JOB →
Emit the data below verbatim, stripping out any pictures.

[Stored entries]

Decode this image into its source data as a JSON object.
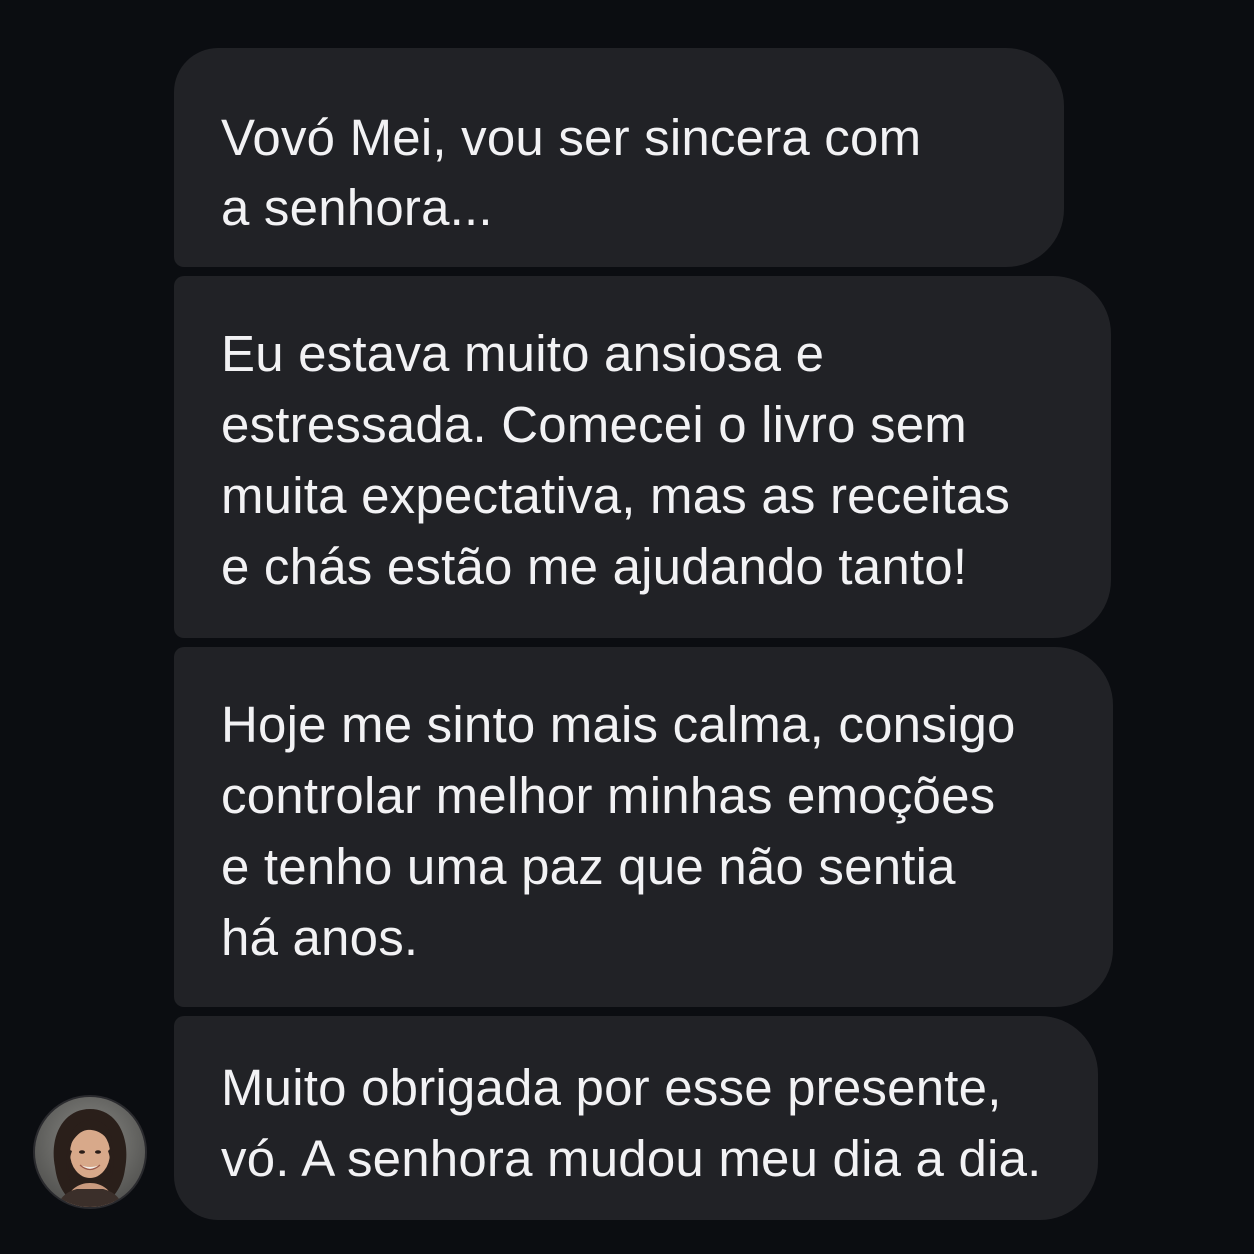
{
  "conversation": {
    "messages": [
      {
        "lines": [
          "Vovó Mei, vou ser sincera com",
          "a senhora..."
        ]
      },
      {
        "lines": [
          "Eu estava muito ansiosa e",
          "estressada. Comecei o livro sem",
          "muita expectativa, mas as receitas",
          "e chás estão me ajudando tanto!"
        ]
      },
      {
        "lines": [
          "Hoje me sinto mais calma, consigo",
          "controlar melhor minhas emoções",
          "e tenho uma paz que não sentia",
          "há anos."
        ]
      },
      {
        "lines": [
          "Muito obrigada por esse presente,",
          "vó. A senhora mudou meu dia a dia."
        ]
      }
    ],
    "sender_avatar": {
      "icon": "user-avatar-photo"
    }
  },
  "colors": {
    "background": "#0b0d11",
    "bubble": "#212226",
    "text": "#f2f2f4"
  }
}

TASK ANSWER →
Decode this image into its source data as a JSON object.
{
  "conversation": {
    "messages": [
      {
        "lines": [
          "Vovó Mei, vou ser sincera com",
          "a senhora..."
        ]
      },
      {
        "lines": [
          "Eu estava muito ansiosa e",
          "estressada. Comecei o livro sem",
          "muita expectativa, mas as receitas",
          "e chás estão me ajudando tanto!"
        ]
      },
      {
        "lines": [
          "Hoje me sinto mais calma, consigo",
          "controlar melhor minhas emoções",
          "e tenho uma paz que não sentia",
          "há anos."
        ]
      },
      {
        "lines": [
          "Muito obrigada por esse presente,",
          "vó. A senhora mudou meu dia a dia."
        ]
      }
    ],
    "sender_avatar": {
      "icon": "user-avatar-photo"
    }
  },
  "colors": {
    "background": "#0b0d11",
    "bubble": "#212226",
    "text": "#f2f2f4"
  }
}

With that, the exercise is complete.